▶ The request
Copy all lines below containing "ydelser".

◇ ◇ ◇

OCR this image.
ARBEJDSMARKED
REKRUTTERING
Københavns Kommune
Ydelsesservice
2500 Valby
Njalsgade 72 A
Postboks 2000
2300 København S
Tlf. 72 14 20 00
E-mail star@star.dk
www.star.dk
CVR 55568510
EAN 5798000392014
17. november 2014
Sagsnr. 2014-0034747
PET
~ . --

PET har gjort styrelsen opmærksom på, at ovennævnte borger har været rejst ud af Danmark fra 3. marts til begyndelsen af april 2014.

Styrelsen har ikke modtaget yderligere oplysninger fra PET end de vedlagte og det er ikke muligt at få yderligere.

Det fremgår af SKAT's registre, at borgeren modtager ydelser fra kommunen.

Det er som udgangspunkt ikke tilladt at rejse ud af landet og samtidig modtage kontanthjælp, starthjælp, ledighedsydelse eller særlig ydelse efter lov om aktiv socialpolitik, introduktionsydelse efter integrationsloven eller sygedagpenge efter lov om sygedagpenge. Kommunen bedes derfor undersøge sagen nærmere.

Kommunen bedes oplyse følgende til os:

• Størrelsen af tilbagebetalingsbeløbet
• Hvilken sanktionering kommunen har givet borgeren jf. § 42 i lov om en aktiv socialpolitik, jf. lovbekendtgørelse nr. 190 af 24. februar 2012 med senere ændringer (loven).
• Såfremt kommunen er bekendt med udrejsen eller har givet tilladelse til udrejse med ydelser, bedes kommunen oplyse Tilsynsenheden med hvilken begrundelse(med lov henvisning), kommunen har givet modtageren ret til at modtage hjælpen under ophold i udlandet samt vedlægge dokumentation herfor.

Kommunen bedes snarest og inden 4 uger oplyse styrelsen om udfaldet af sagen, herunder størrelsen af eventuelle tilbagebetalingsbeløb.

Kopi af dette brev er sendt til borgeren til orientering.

◇ ◇ ◇

▶ Response to this exercise
Det fremgår af SKAT's registre, at borgeren modtager ydelser fra kommunen.
• Såfremt kommunen er bekendt med udrejsen eller har givet tilladelse til udrejse med ydelser, bedes kommunen oplyse Tilsynsenheden med hvilken begrundelse(med lov henvisning), kommunen har givet modtageren ret til at modtage hjælpen under ophold i udlandet samt vedlægge dokumentation herfor.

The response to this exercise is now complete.